### Required work
Transcribe the full listing exactly, and drop every picture.
———
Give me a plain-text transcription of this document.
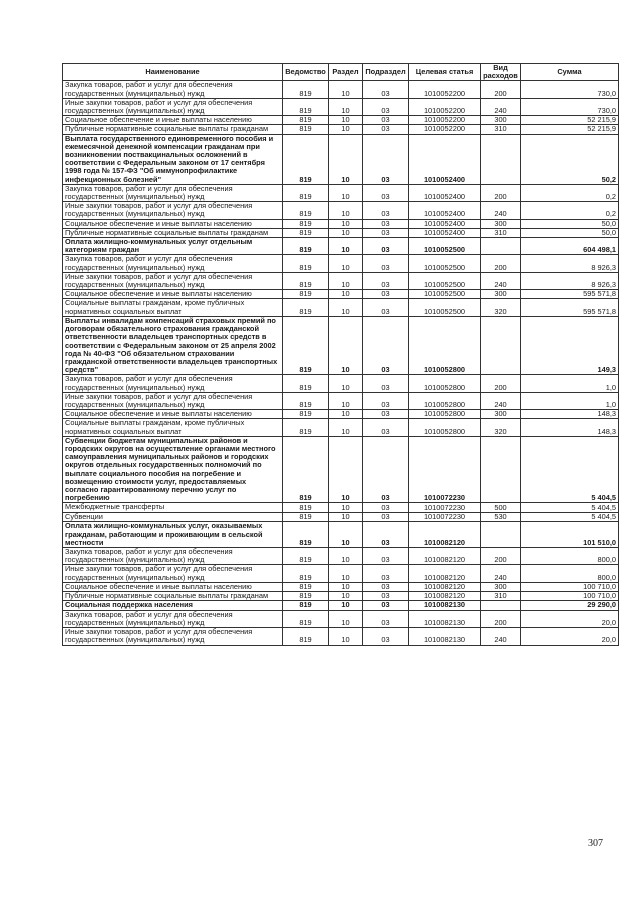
Наименование	Ведомство	Раздел	Подраздел	Целевая статья	Вид расходов	Сумма
Закупка товаров, работ и услуг для обеспечения государственных (муниципальных) нужд	819	10	03	1010052200	200	730,0
Иные закупки товаров, работ и услуг для обеспечения государственных (муниципальных) нужд	819	10	03	1010052200	240	730,0
Социальное обеспечение и иные выплаты населению	819	10	03	1010052200	300	52 215,9
Публичные нормативные социальные выплаты гражданам	819	10	03	1010052200	310	52 215,9
Выплата государственного единовременного пособия и ежемесячной денежной компенсации гражданам при возникновении поствакцинальных осложнений в соответствии с Федеральным законом от 17 сентября 1998 года № 157-ФЗ "Об иммунопрофилактике инфекционных болезней"	819	10	03	1010052400		50,2
Закупка товаров, работ и услуг для обеспечения государственных (муниципальных) нужд	819	10	03	1010052400	200	0,2
Иные закупки товаров, работ и услуг для обеспечения государственных (муниципальных) нужд	819	10	03	1010052400	240	0,2
Социальное обеспечение и иные выплаты населению	819	10	03	1010052400	300	50,0
Публичные нормативные социальные выплаты гражданам	819	10	03	1010052400	310	50,0
Оплата жилищно-коммунальных услуг отдельным категориям граждан	819	10	03	1010052500		604 498,1
Закупка товаров, работ и услуг для обеспечения государственных (муниципальных) нужд	819	10	03	1010052500	200	8 926,3
Иные закупки товаров, работ и услуг для обеспечения государственных (муниципальных) нужд	819	10	03	1010052500	240	8 926,3
Социальное обеспечение и иные выплаты населению	819	10	03	1010052500	300	595 571,8
Социальные выплаты гражданам, кроме публичных нормативных социальных выплат	819	10	03	1010052500	320	595 571,8
Выплаты инвалидам компенсаций страховых премий по договорам обязательного страхования гражданской ответственности владельцев транспортных средств в соответствии с Федеральным законом от 25 апреля 2002 года № 40-ФЗ "Об обязательном страховании гражданской ответственности владельцев транспортных средств"	819	10	03	1010052800		149,3
Закупка товаров, работ и услуг для обеспечения государственных (муниципальных) нужд	819	10	03	1010052800	200	1,0
Иные закупки товаров, работ и услуг для обеспечения государственных (муниципальных) нужд	819	10	03	1010052800	240	1,0
Социальное обеспечение и иные выплаты населению	819	10	03	1010052800	300	148,3
Социальные выплаты гражданам, кроме публичных нормативных социальных выплат	819	10	03	1010052800	320	148,3
Субвенции бюджетам муниципальных районов и городских округов на осуществление органами местного самоуправления муниципальных районов и городских округов отдельных государственных полномочий по выплате социального пособия на погребение и возмещению стоимости услуг, предоставляемых согласно гарантированному перечню услуг по погребению	819	10	03	1010072230		5 404,5
Межбюджетные трансферты	819	10	03	1010072230	500	5 404,5
Субвенции	819	10	03	1010072230	530	5 404,5
Оплата жилищно-коммунальных услуг, оказываемых гражданам, работающим и проживающим в сельской местности	819	10	03	1010082120		101 510,0
Закупка товаров, работ и услуг для обеспечения государственных (муниципальных) нужд	819	10	03	1010082120	200	800,0
Иные закупки товаров, работ и услуг для обеспечения государственных (муниципальных) нужд	819	10	03	1010082120	240	800,0
Социальное обеспечение и иные выплаты населению	819	10	03	1010082120	300	100 710,0
Публичные нормативные социальные выплаты гражданам	819	10	03	1010082120	310	100 710,0
Социальная поддержка населения	819	10	03	1010082130		29 290,0
Закупка товаров, работ и услуг для обеспечения государственных (муниципальных) нужд	819	10	03	1010082130	200	20,0
Иные закупки товаров, работ и услуг для обеспечения государственных (муниципальных) нужд	819	10	03	1010082130	240	20,0
307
———
### Result
Give me a plain-text transcription of this document.
Наименование	Ведомство	Раздел	Подраздел	Целевая статья	Вид расходов	Сумма
Закупка товаров, работ и услуг для обеспечения государственных (муниципальных) нужд	819	10	03	1010052200	200	730,0
Иные закупки товаров, работ и услуг для обеспечения государственных (муниципальных) нужд	819	10	03	1010052200	240	730,0
Социальное обеспечение и иные выплаты населению	819	10	03	1010052200	300	52 215,9
Публичные нормативные социальные выплаты гражданам	819	10	03	1010052200	310	52 215,9
Выплата государственного единовременного пособия и ежемесячной денежной компенсации гражданам при возникновении поствакцинальных осложнений в соответствии с Федеральным законом от 17 сентября 1998 года № 157-ФЗ "Об иммунопрофилактике инфекционных болезней"	819	10	03	1010052400		50,2
Закупка товаров, работ и услуг для обеспечения государственных (муниципальных) нужд	819	10	03	1010052400	200	0,2
Иные закупки товаров, работ и услуг для обеспечения государственных (муниципальных) нужд	819	10	03	1010052400	240	0,2
Социальное обеспечение и иные выплаты населению	819	10	03	1010052400	300	50,0
Публичные нормативные социальные выплаты гражданам	819	10	03	1010052400	310	50,0
Оплата жилищно-коммунальных услуг отдельным категориям граждан	819	10	03	1010052500		604 498,1
Закупка товаров, работ и услуг для обеспечения государственных (муниципальных) нужд	819	10	03	1010052500	200	8 926,3
Иные закупки товаров, работ и услуг для обеспечения государственных (муниципальных) нужд	819	10	03	1010052500	240	8 926,3
Социальное обеспечение и иные выплаты населению	819	10	03	1010052500	300	595 571,8
Социальные выплаты гражданам, кроме публичных нормативных социальных выплат	819	10	03	1010052500	320	595 571,8
Выплаты инвалидам компенсаций страховых премий по договорам обязательного страхования гражданской ответственности владельцев транспортных средств в соответствии с Федеральным законом от 25 апреля 2002 года № 40-ФЗ "Об обязательном страховании гражданской ответственности владельцев транспортных средств"	819	10	03	1010052800		149,3
Закупка товаров, работ и услуг для обеспечения государственных (муниципальных) нужд	819	10	03	1010052800	200	1,0
Иные закупки товаров, работ и услуг для обеспечения государственных (муниципальных) нужд	819	10	03	1010052800	240	1,0
Социальное обеспечение и иные выплаты населению	819	10	03	1010052800	300	148,3
Социальные выплаты гражданам, кроме публичных нормативных социальных выплат	819	10	03	1010052800	320	148,3
Субвенции бюджетам муниципальных районов и городских округов на осуществление органами местного самоуправления муниципальных районов и городских округов отдельных государственных полномочий по выплате социального пособия на погребение и возмещению стоимости услуг, предоставляемых согласно гарантированному перечню услуг по погребению	819	10	03	1010072230		5 404,5
Межбюджетные трансферты	819	10	03	1010072230	500	5 404,5
Субвенции	819	10	03	1010072230	530	5 404,5
Оплата жилищно-коммунальных услуг, оказываемых гражданам, работающим и проживающим в сельской местности	819	10	03	1010082120		101 510,0
Закупка товаров, работ и услуг для обеспечения государственных (муниципальных) нужд	819	10	03	1010082120	200	800,0
Иные закупки товаров, работ и услуг для обеспечения государственных (муниципальных) нужд	819	10	03	1010082120	240	800,0
Социальное обеспечение и иные выплаты населению	819	10	03	1010082120	300	100 710,0
Публичные нормативные социальные выплаты гражданам	819	10	03	1010082120	310	100 710,0
Социальная поддержка населения	819	10	03	1010082130		29 290,0
Закупка товаров, работ и услуг для обеспечения государственных (муниципальных) нужд	819	10	03	1010082130	200	20,0
Иные закупки товаров, работ и услуг для обеспечения государственных (муниципальных) нужд	819	10	03	1010082130	240	20,0
307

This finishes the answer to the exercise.